:: EXTRACTED INFORMATION ::

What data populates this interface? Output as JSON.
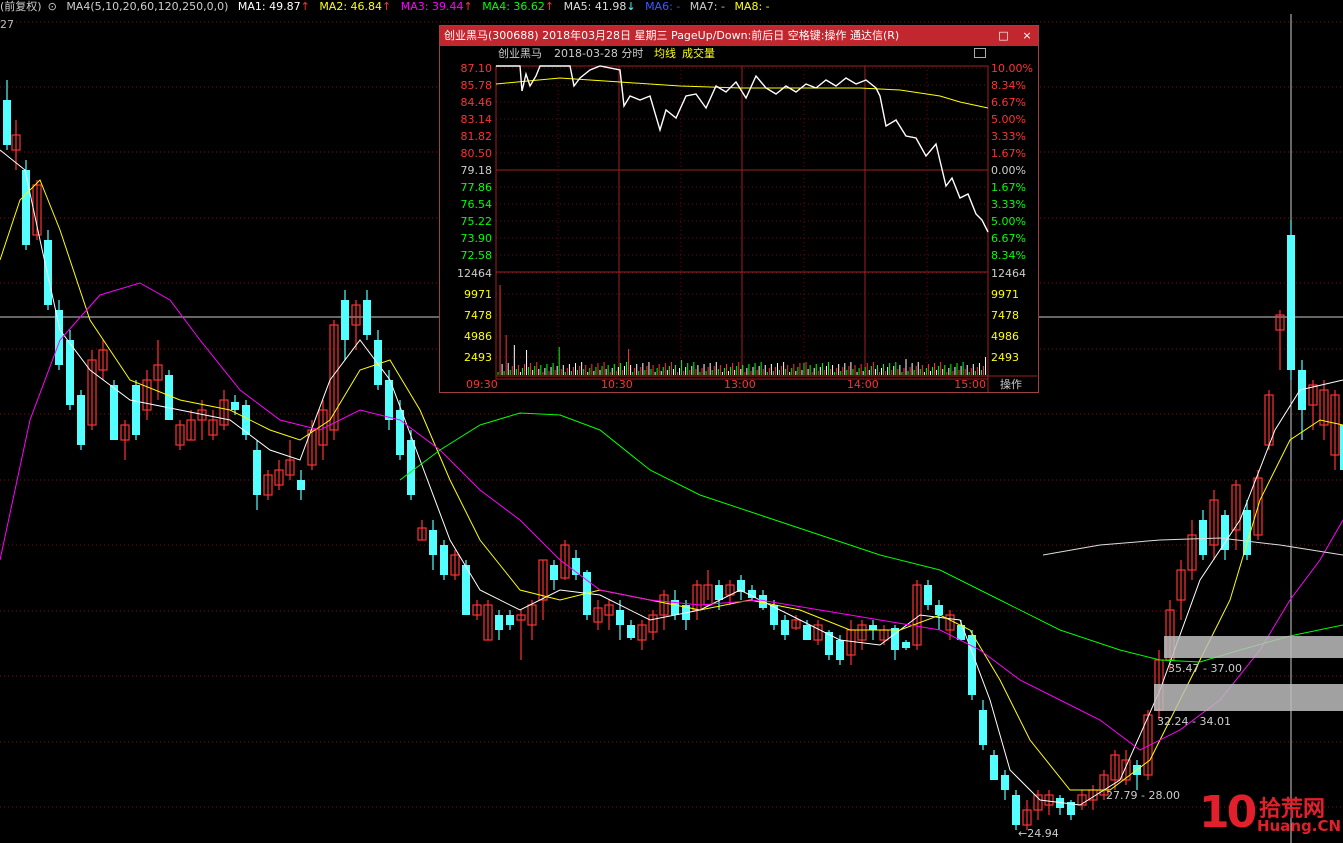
{
  "ma_bar": {
    "prefix": "(前复权)",
    "ma4_def": "MA4(5,10,20,60,120,250,0,0)",
    "ma1": "MA1: 49.87",
    "ma1_arrow": "↑",
    "ma2": "MA2: 46.84",
    "ma2_arrow": "↑",
    "ma3": "MA3: 39.44",
    "ma3_arrow": "↑",
    "ma4": "MA4: 36.62",
    "ma4_arrow": "↑",
    "ma5": "MA5: 41.98",
    "ma5_arrow": "↓",
    "ma6": "MA6: -",
    "ma7": "MA7: -",
    "ma8": "MA8: -"
  },
  "main_chart": {
    "top_price_label": "27",
    "annotations": {
      "zone_high": "35.47 - 37.00",
      "zone_low": "32.24 - 34.01",
      "gap_bottom": "27.79 - 28.00",
      "low_price": "←24.94"
    }
  },
  "popup": {
    "title": "创业黑马(300688) 2018年03月28日 星期三 PageUp/Down:前后日 空格键:操作 通达信(R)",
    "minimize": "□",
    "close": "×",
    "stock_name": "创业黑马",
    "date": "2018-03-28 分时",
    "avg_label": "均线",
    "vol_label": "成交量",
    "price_labels": [
      "87.10",
      "85.78",
      "84.46",
      "83.14",
      "81.82",
      "80.50",
      "79.18",
      "77.86",
      "76.54",
      "75.22",
      "73.90",
      "72.58"
    ],
    "pct_labels": [
      "10.00%",
      "8.34%",
      "6.67%",
      "5.00%",
      "3.33%",
      "1.67%",
      "0.00%",
      "1.67%",
      "3.33%",
      "5.00%",
      "6.67%",
      "8.34%"
    ],
    "vol_labels": [
      "12464",
      "9971",
      "7478",
      "4986",
      "2493"
    ],
    "time_labels": [
      "09:30",
      "10:30",
      "13:00",
      "14:00",
      "15:00"
    ],
    "operate": "操作"
  },
  "colors": {
    "up": "#ff3232",
    "down": "#54ffff",
    "ma1": "#ffffff",
    "ma2": "#ffff00",
    "ma3": "#ff00ff",
    "ma4": "#00ff00",
    "ma5": "#dddddd",
    "ma6": "#0000ff"
  },
  "logo": {
    "number": "10",
    "cn": "拾荒网",
    "en": "Huang.CN"
  }
}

:::

## GIVEN REQUEST
Reproduce the entries above exactly. Do not include the images.

## RESULT
What data populates this interface? Output as JSON.
{
  "ma_bar": {
    "prefix": "(前复权)",
    "ma4_def": "MA4(5,10,20,60,120,250,0,0)",
    "ma1": "MA1: 49.87",
    "ma1_arrow": "↑",
    "ma2": "MA2: 46.84",
    "ma2_arrow": "↑",
    "ma3": "MA3: 39.44",
    "ma3_arrow": "↑",
    "ma4": "MA4: 36.62",
    "ma4_arrow": "↑",
    "ma5": "MA5: 41.98",
    "ma5_arrow": "↓",
    "ma6": "MA6: -",
    "ma7": "MA7: -",
    "ma8": "MA8: -"
  },
  "main_chart": {
    "top_price_label": "27",
    "annotations": {
      "zone_high": "35.47 - 37.00",
      "zone_low": "32.24 - 34.01",
      "gap_bottom": "27.79 - 28.00",
      "low_price": "←24.94"
    }
  },
  "popup": {
    "title": "创业黑马(300688) 2018年03月28日 星期三 PageUp/Down:前后日 空格键:操作 通达信(R)",
    "minimize": "□",
    "close": "×",
    "stock_name": "创业黑马",
    "date": "2018-03-28 分时",
    "avg_label": "均线",
    "vol_label": "成交量",
    "price_labels": [
      "87.10",
      "85.78",
      "84.46",
      "83.14",
      "81.82",
      "80.50",
      "79.18",
      "77.86",
      "76.54",
      "75.22",
      "73.90",
      "72.58"
    ],
    "pct_labels": [
      "10.00%",
      "8.34%",
      "6.67%",
      "5.00%",
      "3.33%",
      "1.67%",
      "0.00%",
      "1.67%",
      "3.33%",
      "5.00%",
      "6.67%",
      "8.34%"
    ],
    "vol_labels": [
      "12464",
      "9971",
      "7478",
      "4986",
      "2493"
    ],
    "time_labels": [
      "09:30",
      "10:30",
      "13:00",
      "14:00",
      "15:00"
    ],
    "operate": "操作"
  },
  "colors": {
    "up": "#ff3232",
    "down": "#54ffff",
    "ma1": "#ffffff",
    "ma2": "#ffff00",
    "ma3": "#ff00ff",
    "ma4": "#00ff00",
    "ma5": "#dddddd",
    "ma6": "#0000ff"
  },
  "logo": {
    "number": "10",
    "cn": "拾荒网",
    "en": "Huang.CN"
  }
}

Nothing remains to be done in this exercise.